─── Materials provided ───
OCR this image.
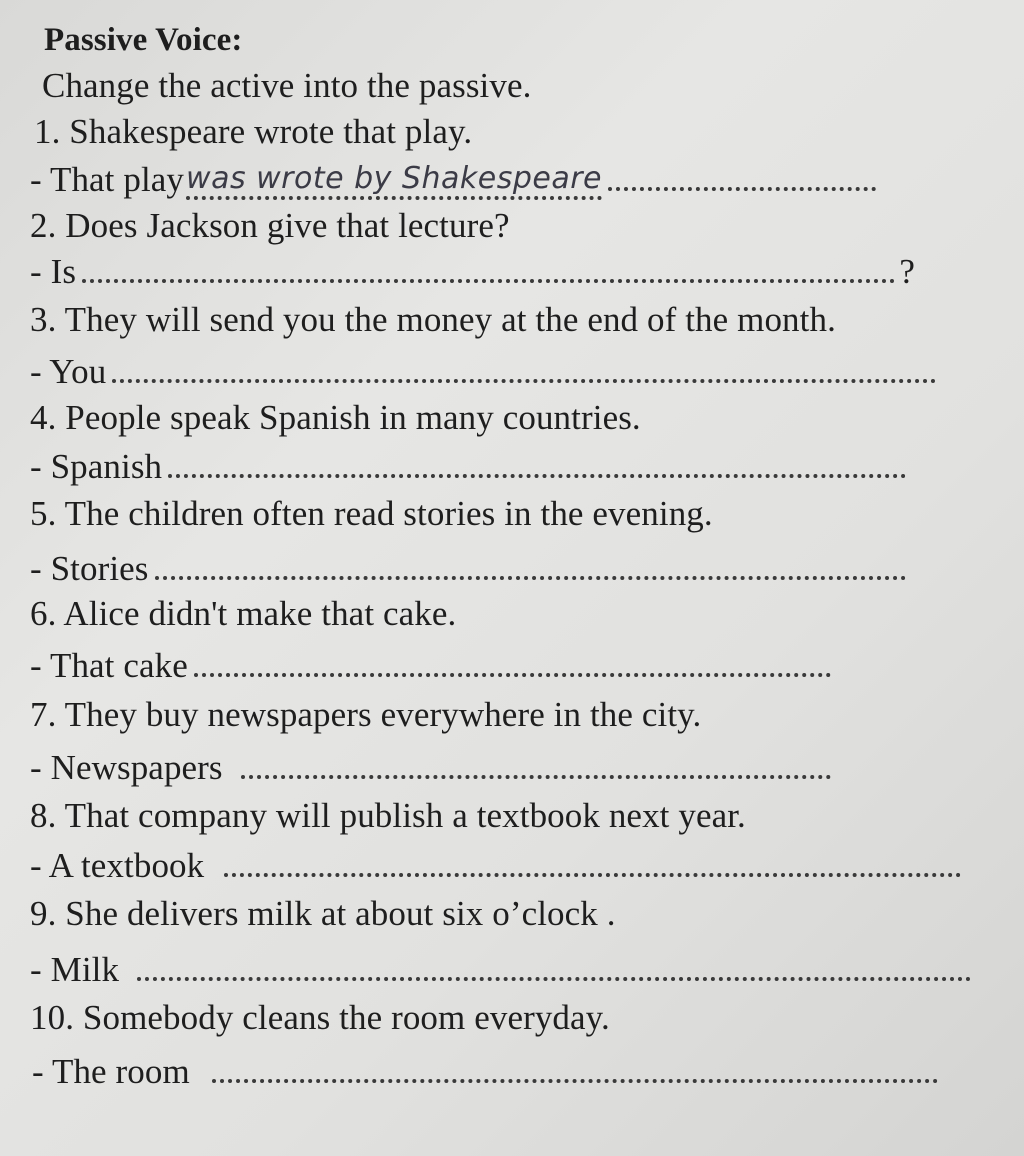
Passive Voice:
Change the active into the passive.
1. Shakespeare wrote that play.
- That play was wrote by Shakespeare
2. Does Jackson give that lecture?
- Is	?
3. They will send you the money at the end of the month.
- You
4. People speak Spanish in many countries.
- Spanish
5. The children often read stories in the evening.
- Stories
6. Alice didn't make that cake.
- That cake
7. They buy newspapers everywhere in the city.
- Newspapers
8. That company will publish a textbook next year.
- A textbook
9. She delivers milk at about six o’clock .
- Milk
10. Somebody cleans the room everyday.
- The room
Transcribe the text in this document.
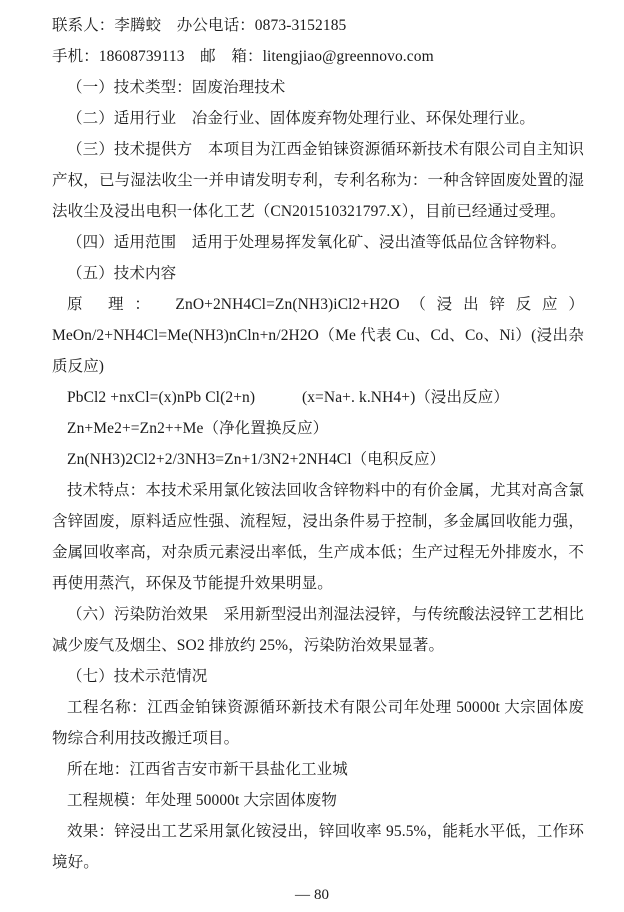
联系人：李腾蛟　办公电话：0873-3152185

手机：18608739113　邮　箱：litengjiao@greennovo.com

（一）技术类型：固废治理技术

（二）适用行业　冶金行业、固体废弃物处理行业、环保处理行业。

（三）技术提供方　本项目为江西金铂铼资源循环新技术有限公司自主知识产权，已与湿法收尘一并申请发明专利，专利名称为：一种含锌固废处置的湿法收尘及浸出电积一体化工艺（CN201510321797.X），目前已经通过受理。

（四）适用范围　适用于处理易挥发氧化矿、浸出渣等低品位含锌物料。

（五）技术内容

原 理： ZnO+2NH4Cl=Zn(NH3)iCl2+H2O（浸出锌反应）MeOn/2+NH4Cl=Me(NH3)nCln+n/2H2O（Me 代表 Cu、Cd、Co、Ni）(浸出杂质反应)

PbCl2 +nxCl=(x)nPb Cl(2+n)　　　(x=Na+. k.NH4+)（浸出反应）

Zn+Me2+=Zn2++Me（净化置换反应）

Zn(NH3)2Cl2+2/3NH3=Zn+1/3N2+2NH4Cl（电积反应）

技术特点：本技术采用氯化铵法回收含锌物料中的有价金属，尤其对高含氯含锌固废，原料适应性强、流程短，浸出条件易于控制，多金属回收能力强，金属回收率高，对杂质元素浸出率低，生产成本低；生产过程无外排废水，不再使用蒸汽，环保及节能提升效果明显。

（六）污染防治效果　采用新型浸出剂湿法浸锌，与传统酸法浸锌工艺相比减少废气及烟尘、SO2 排放约 25%，污染防治效果显著。

（七）技术示范情况

工程名称：江西金铂铼资源循环新技术有限公司年处理 50000t 大宗固体废物综合利用技改搬迁项目。

所在地：江西省吉安市新干县盐化工业城

工程规模：年处理 50000t 大宗固体废物

效果：锌浸出工艺采用氯化铵浸出，锌回收率 95.5%，能耗水平低，工作环境好。

— 80
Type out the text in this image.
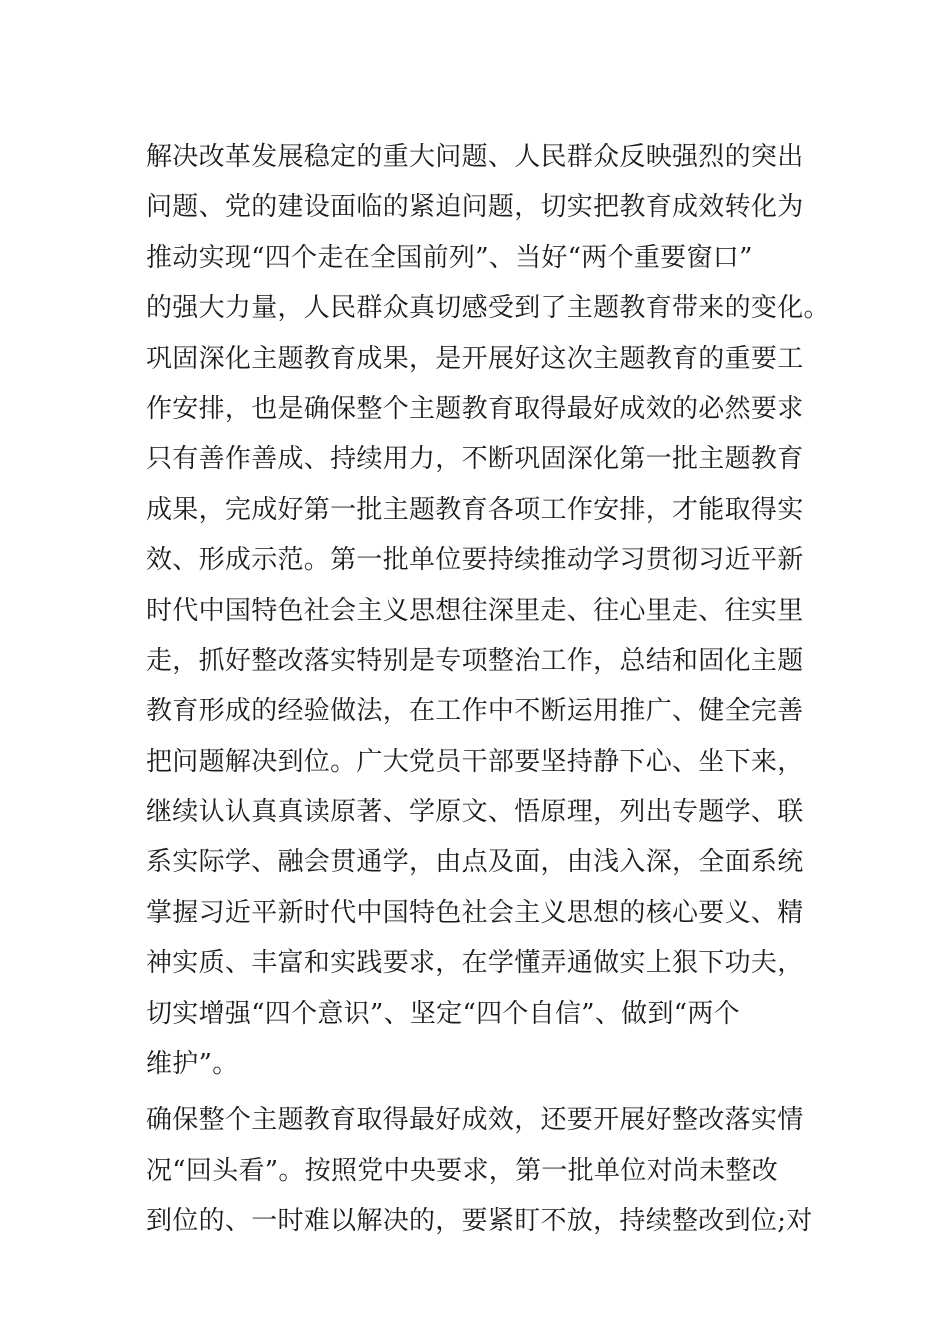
解决改革发展稳定的重大问题、人民群众反映强烈的突出
问题、党的建设面临的紧迫问题，切实把教育成效转化为
推动实现“四个走在全国前列”、当好“两个重要窗口”
的强大力量，人民群众真切感受到了主题教育带来的变化。
巩固深化主题教育成果，是开展好这次主题教育的重要工
作安排，也是确保整个主题教育取得最好成效的必然要求
只有善作善成、持续用力，不断巩固深化第一批主题教育
成果，完成好第一批主题教育各项工作安排，才能取得实
效、形成示范。第一批单位要持续推动学习贯彻习近平新
时代中国特色社会主义思想往深里走、往心里走、往实里
走，抓好整改落实特别是专项整治工作，总结和固化主题
教育形成的经验做法，在工作中不断运用推广、健全完善
把问题解决到位。广大党员干部要坚持静下心、坐下来，
继续认认真真读原著、学原文、悟原理，列出专题学、联
系实际学、融会贯通学，由点及面，由浅入深，全面系统
掌握习近平新时代中国特色社会主义思想的核心要义、精
神实质、丰富和实践要求，在学懂弄通做实上狠下功夫，
切实增强“四个意识”、坚定“四个自信”、做到“两个
维护”。
确保整个主题教育取得最好成效，还要开展好整改落实情
况“回头看”。按照党中央要求，第一批单位对尚未整改
到位的、一时难以解决的，要紧盯不放，持续整改到位;对
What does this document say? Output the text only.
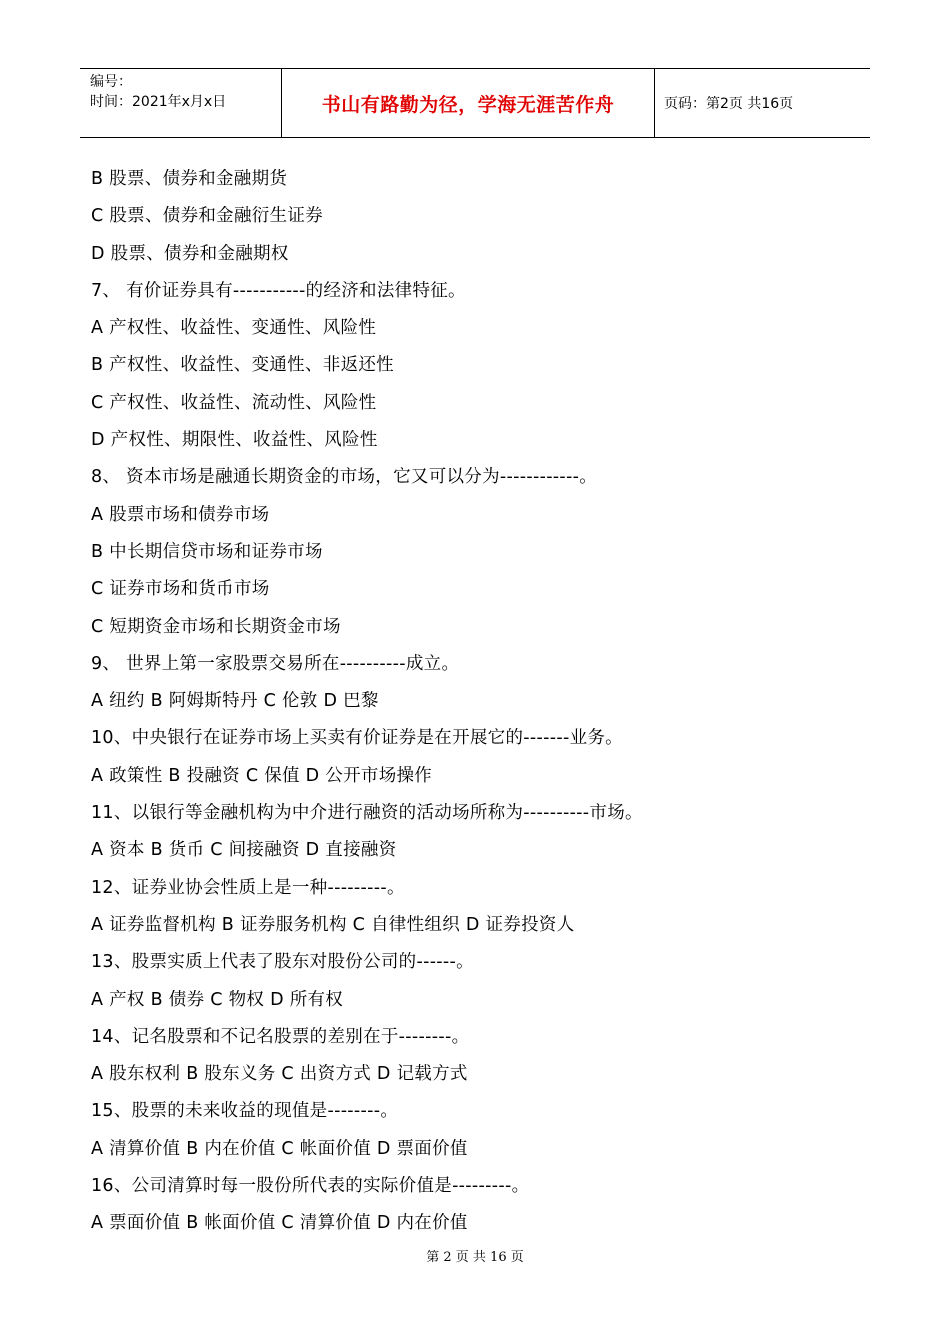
编号：
时间：2021年x月x日	书山有路勤为径，学海无涯苦作舟	页码：第2页 共16页
B 股票、债券和金融期货
C 股票、债券和金融衍生证券
D 股票、债券和金融期权
7、 有价证券具有-----------的经济和法律特征。
A 产权性、收益性、变通性、风险性
B 产权性、收益性、变通性、非返还性
C 产权性、收益性、流动性、风险性
D 产权性、期限性、收益性、风险性
8、 资本市场是融通长期资金的市场，它又可以分为------------。
A 股票市场和债券市场
B 中长期信贷市场和证券市场
C 证券市场和货币市场
C 短期资金市场和长期资金市场
9、 世界上第一家股票交易所在----------成立。
A 纽约 B 阿姆斯特丹 C 伦敦 D 巴黎
10、中央银行在证券市场上买卖有价证券是在开展它的-------业务。
A 政策性 B 投融资 C 保值 D 公开市场操作
11、以银行等金融机构为中介进行融资的活动场所称为----------市场。
A 资本 B 货币 C 间接融资 D 直接融资
12、证券业协会性质上是一种---------。
A 证券监督机构 B 证券服务机构 C 自律性组织 D 证券投资人
13、股票实质上代表了股东对股份公司的------。
A 产权 B 债券 C 物权 D 所有权
14、记名股票和不记名股票的差别在于--------。
A 股东权利 B 股东义务 C 出资方式 D 记载方式
15、股票的未来收益的现值是--------。
A 清算价值 B 内在价值 C 帐面价值 D 票面价值
16、公司清算时每一股份所代表的实际价值是---------。
A 票面价值 B 帐面价值 C 清算价值 D 内在价值
第 2 页 共 16 页
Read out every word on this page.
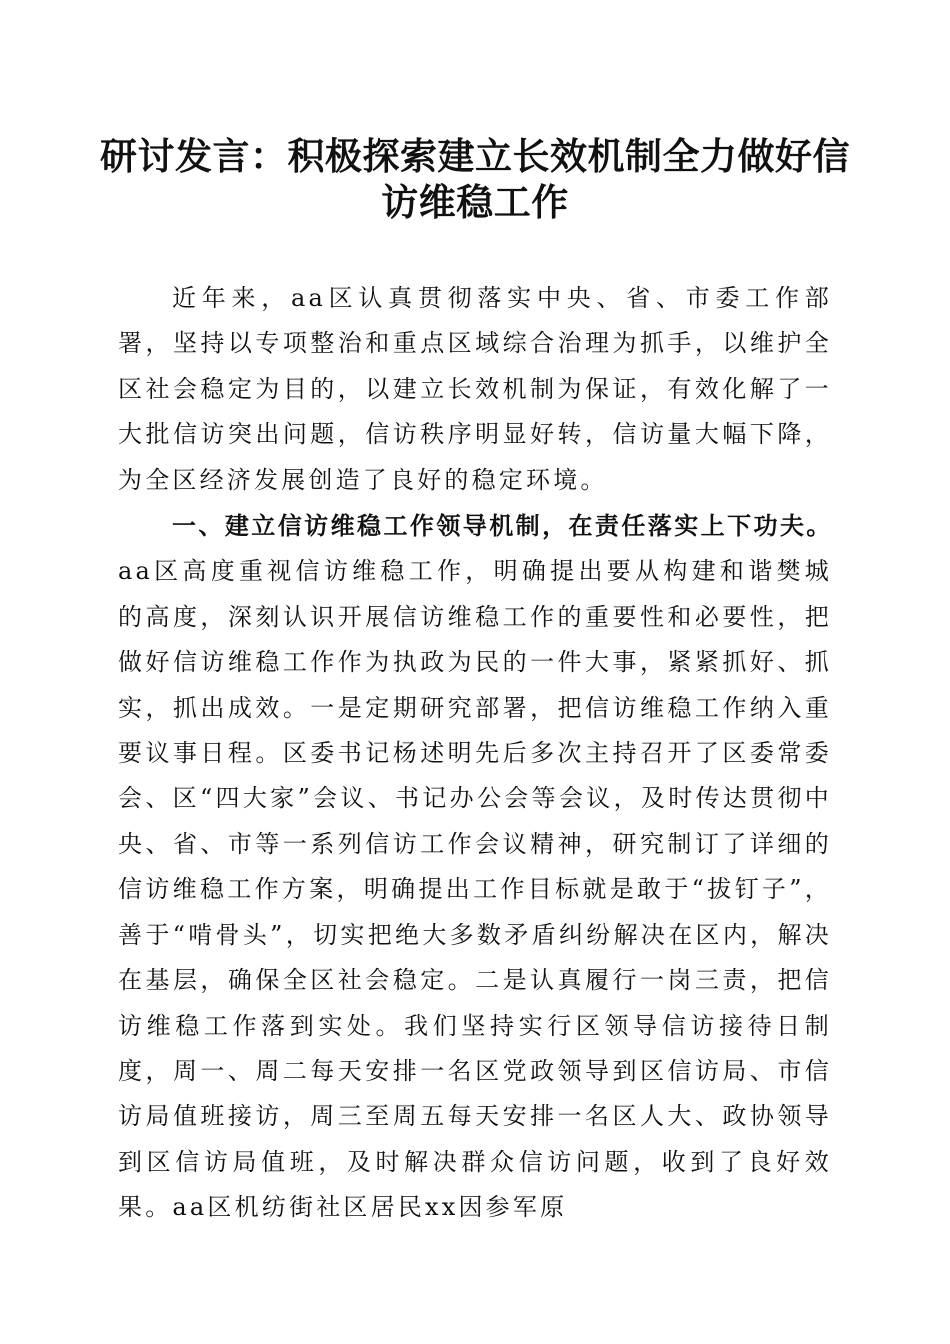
研讨发言：积极探索建立长效机制全力做好信访维稳工作

近年来，aa区认真贯彻落实中央、省、市委工作部署，坚持以专项整治和重点区域综合治理为抓手，以维护全区社会稳定为目的，以建立长效机制为保证，有效化解了一大批信访突出问题，信访秩序明显好转，信访量大幅下降，为全区经济发展创造了良好的稳定环境。

一、建立信访维稳工作领导机制，在责任落实上下功夫。aa区高度重视信访维稳工作，明确提出要从构建和谐樊城的高度，深刻认识开展信访维稳工作的重要性和必要性，把做好信访维稳工作作为执政为民的一件大事，紧紧抓好、抓实，抓出成效。一是定期研究部署，把信访维稳工作纳入重要议事日程。区委书记杨述明先后多次主持召开了区委常委会、区“四大家”会议、书记办公会等会议，及时传达贯彻中央、省、市等一系列信访工作会议精神，研究制订了详细的信访维稳工作方案，明确提出工作目标就是敢于“拔钉子”，善于“啃骨头”，切实把绝大多数矛盾纠纷解决在区内，解决在基层，确保全区社会稳定。二是认真履行一岗三责，把信访维稳工作落到实处。我们坚持实行区领导信访接待日制度，周一、周二每天安排一名区党政领导到区信访局、市信访局值班接访，周三至周五每天安排一名区人大、政协领导到区信访局值班，及时解决群众信访问题，收到了良好效果。aa区机纺街社区居民xx因参军原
───
• _Task goal_
Look through the records and gather each line with the word "will".

• _Solution to the problem_
3. They will send you the money at the end of the month.
8. That company will publish a textbook next year.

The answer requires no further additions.